## TASK DIRECTIONS
Render every entry verbatim.

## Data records
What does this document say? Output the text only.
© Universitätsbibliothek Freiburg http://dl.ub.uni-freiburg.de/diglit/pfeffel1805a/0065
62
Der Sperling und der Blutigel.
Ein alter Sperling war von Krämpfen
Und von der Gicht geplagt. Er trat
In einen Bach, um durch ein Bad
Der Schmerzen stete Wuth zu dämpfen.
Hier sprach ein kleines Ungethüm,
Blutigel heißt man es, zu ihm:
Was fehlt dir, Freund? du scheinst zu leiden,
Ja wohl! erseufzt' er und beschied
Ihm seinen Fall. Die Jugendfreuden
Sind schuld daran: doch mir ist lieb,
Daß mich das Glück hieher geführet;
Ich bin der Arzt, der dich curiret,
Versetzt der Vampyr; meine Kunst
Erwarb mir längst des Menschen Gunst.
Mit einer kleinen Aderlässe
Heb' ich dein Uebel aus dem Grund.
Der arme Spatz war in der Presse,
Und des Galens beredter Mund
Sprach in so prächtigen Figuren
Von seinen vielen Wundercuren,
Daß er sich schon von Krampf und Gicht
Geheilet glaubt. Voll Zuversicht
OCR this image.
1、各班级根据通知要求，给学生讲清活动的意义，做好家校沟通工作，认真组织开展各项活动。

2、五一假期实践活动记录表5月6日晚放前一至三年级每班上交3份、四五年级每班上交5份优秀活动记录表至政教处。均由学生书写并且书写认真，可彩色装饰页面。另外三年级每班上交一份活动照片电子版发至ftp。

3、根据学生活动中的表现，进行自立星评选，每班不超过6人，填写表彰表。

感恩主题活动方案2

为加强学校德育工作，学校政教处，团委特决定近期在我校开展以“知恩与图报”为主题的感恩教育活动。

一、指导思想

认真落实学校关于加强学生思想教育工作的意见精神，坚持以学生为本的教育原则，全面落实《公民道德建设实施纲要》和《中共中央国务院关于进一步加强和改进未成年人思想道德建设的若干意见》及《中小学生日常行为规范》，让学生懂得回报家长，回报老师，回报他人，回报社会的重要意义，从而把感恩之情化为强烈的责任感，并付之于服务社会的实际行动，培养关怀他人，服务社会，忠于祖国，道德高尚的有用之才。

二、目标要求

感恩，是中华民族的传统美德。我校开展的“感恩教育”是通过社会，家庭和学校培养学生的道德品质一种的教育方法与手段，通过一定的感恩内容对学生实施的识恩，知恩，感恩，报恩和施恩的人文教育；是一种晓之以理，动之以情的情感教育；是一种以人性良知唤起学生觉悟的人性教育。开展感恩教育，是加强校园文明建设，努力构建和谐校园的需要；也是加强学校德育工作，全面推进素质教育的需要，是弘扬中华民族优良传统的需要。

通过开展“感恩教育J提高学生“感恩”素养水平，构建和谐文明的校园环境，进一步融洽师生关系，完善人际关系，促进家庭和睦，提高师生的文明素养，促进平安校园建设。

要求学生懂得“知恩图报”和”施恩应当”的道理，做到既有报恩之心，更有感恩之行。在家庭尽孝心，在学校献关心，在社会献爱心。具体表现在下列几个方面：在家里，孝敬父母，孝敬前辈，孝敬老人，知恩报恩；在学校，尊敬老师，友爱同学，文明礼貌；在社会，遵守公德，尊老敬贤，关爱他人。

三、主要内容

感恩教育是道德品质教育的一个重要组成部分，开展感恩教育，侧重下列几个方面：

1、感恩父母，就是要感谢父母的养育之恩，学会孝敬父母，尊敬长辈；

## FULL SOLUTION
What does this document say? Output the text only.
© Universitätsbibliothek Freiburg http://dl.ub.uni-freiburg.de/diglit/pfeffel1805a/0065
62
Der Sperling und der Blutigel.
Ein alter Sperling war von Krämpfen
Und von der Gicht geplagt. Er trat
In einen Bach, um durch ein Bad
Der Schmerzen stete Wuth zu dämpfen.
Hier sprach ein kleines Ungethüm,
Blutigel heißt man es, zu ihm:
Was fehlt dir, Freund? du scheinst zu leiden,
Ja wohl! erseufzt' er und beschied
Ihm seinen Fall. Die Jugendfreuden
Sind schuld daran: doch mir ist lieb,
Daß mich das Glück hieher geführet;
Ich bin der Arzt, der dich curiret,
Versetzt der Vampyr; meine Kunst
Erwarb mir längst des Menschen Gunst.
Mit einer kleinen Aderlässe
Heb' ich dein Uebel aus dem Grund.
Der arme Spatz war in der Presse,
Und des Galens beredter Mund
Sprach in so prächtigen Figuren
Von seinen vielen Wundercuren,
Daß er sich schon von Krampf und Gicht
Geheilet glaubt. Voll Zuversicht
OCR this image.
1、各班级根据通知要求，给学生讲清活动的意义，做好家校沟通工作，认真组织开展各项活动。

2、五一假期实践活动记录表5月6日晚放前一至三年级每班上交3份、四五年级每班上交5份优秀活动记录表至政教处。均由学生书写并且书写认真，可彩色装饰页面。另外三年级每班上交一份活动照片电子版发至ftp。

3、根据学生活动中的表现，进行自立星评选，每班不超过6人，填写表彰表。

感恩主题活动方案2

为加强学校德育工作，学校政教处，团委特决定近期在我校开展以“知恩与图报”为主题的感恩教育活动。

一、指导思想

认真落实学校关于加强学生思想教育工作的意见精神，坚持以学生为本的教育原则，全面落实《公民道德建设实施纲要》和《中共中央国务院关于进一步加强和改进未成年人思想道德建设的若干意见》及《中小学生日常行为规范》，让学生懂得回报家长，回报老师，回报他人，回报社会的重要意义，从而把感恩之情化为强烈的责任感，并付之于服务社会的实际行动，培养关怀他人，服务社会，忠于祖国，道德高尚的有用之才。

二、目标要求

感恩，是中华民族的传统美德。我校开展的“感恩教育”是通过社会，家庭和学校培养学生的道德品质一种的教育方法与手段，通过一定的感恩内容对学生实施的识恩，知恩，感恩，报恩和施恩的人文教育；是一种晓之以理，动之以情的情感教育；是一种以人性良知唤起学生觉悟的人性教育。开展感恩教育，是加强校园文明建设，努力构建和谐校园的需要；也是加强学校德育工作，全面推进素质教育的需要，是弘扬中华民族优良传统的需要。

通过开展“感恩教育J提高学生“感恩”素养水平，构建和谐文明的校园环境，进一步融洽师生关系，完善人际关系，促进家庭和睦，提高师生的文明素养，促进平安校园建设。

要求学生懂得“知恩图报”和”施恩应当”的道理，做到既有报恩之心，更有感恩之行。在家庭尽孝心，在学校献关心，在社会献爱心。具体表现在下列几个方面：在家里，孝敬父母，孝敬前辈，孝敬老人，知恩报恩；在学校，尊敬老师，友爱同学，文明礼貌；在社会，遵守公德，尊老敬贤，关爱他人。

三、主要内容

感恩教育是道德品质教育的一个重要组成部分，开展感恩教育，侧重下列几个方面：

1、感恩父母，就是要感谢父母的养育之恩，学会孝敬父母，尊敬长辈；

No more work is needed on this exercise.